▼

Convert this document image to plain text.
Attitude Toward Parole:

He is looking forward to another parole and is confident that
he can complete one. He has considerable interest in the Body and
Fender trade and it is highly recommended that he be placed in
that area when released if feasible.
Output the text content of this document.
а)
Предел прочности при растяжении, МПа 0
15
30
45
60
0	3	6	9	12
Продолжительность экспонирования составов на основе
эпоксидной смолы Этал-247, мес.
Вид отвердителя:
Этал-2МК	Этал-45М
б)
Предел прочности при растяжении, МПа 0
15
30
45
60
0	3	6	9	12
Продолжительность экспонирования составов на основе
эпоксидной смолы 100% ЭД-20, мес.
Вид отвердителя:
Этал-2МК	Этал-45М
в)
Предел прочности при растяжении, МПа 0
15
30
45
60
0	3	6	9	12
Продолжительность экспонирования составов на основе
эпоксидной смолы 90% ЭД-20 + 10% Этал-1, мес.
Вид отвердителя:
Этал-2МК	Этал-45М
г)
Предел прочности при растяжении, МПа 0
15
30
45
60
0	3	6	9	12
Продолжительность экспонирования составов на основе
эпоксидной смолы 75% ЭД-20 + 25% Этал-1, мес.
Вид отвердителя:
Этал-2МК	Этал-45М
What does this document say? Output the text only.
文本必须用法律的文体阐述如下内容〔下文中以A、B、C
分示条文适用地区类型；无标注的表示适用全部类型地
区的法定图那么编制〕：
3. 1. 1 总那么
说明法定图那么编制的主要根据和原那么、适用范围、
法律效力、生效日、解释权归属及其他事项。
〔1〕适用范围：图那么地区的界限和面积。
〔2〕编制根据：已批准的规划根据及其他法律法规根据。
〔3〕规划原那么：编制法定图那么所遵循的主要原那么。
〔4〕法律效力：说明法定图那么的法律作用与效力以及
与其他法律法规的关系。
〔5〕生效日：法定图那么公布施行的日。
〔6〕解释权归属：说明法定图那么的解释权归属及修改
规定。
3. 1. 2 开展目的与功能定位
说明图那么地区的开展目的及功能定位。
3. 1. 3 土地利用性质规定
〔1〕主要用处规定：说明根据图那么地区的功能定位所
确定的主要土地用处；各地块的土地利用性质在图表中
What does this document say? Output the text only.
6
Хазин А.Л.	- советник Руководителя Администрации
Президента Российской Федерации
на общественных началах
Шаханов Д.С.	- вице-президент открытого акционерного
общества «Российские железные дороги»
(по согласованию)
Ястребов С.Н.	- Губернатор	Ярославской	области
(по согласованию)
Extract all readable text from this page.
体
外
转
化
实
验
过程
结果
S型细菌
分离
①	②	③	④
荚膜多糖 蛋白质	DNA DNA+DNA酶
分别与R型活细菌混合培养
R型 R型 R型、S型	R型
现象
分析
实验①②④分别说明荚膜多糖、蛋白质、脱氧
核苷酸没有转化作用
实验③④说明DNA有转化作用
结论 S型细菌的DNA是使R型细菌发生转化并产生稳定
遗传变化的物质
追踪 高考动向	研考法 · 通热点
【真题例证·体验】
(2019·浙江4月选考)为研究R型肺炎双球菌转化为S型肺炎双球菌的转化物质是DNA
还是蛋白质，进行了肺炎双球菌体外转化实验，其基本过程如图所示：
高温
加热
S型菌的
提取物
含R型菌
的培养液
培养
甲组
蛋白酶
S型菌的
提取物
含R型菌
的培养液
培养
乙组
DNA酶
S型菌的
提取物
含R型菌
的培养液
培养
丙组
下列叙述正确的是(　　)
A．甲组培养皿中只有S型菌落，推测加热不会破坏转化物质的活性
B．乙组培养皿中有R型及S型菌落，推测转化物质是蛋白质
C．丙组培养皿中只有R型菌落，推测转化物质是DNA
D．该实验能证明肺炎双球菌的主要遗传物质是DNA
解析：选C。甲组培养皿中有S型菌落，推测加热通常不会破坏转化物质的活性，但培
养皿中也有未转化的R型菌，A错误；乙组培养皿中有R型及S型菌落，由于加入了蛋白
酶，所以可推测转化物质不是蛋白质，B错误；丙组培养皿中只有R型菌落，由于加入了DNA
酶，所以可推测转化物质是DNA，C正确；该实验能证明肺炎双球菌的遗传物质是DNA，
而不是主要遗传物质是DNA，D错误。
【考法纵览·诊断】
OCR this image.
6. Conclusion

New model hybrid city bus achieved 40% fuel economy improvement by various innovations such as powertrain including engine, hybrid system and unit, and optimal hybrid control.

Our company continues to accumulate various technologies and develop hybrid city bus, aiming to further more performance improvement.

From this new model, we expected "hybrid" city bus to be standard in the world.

▲

Reproduce, word for word, every line starting at the line that contains "OCR this image." and ending with the final line of the entries.

_EXERCISE OUTPUT_
OCR this image.
6. Conclusion

New model hybrid city bus achieved 40% fuel economy improvement by various innovations such as powertrain including engine, hybrid system and unit, and optimal hybrid control.

Our company continues to accumulate various technologies and develop hybrid city bus, aiming to further more performance improvement.

From this new model, we expected "hybrid" city bus to be standard in the world.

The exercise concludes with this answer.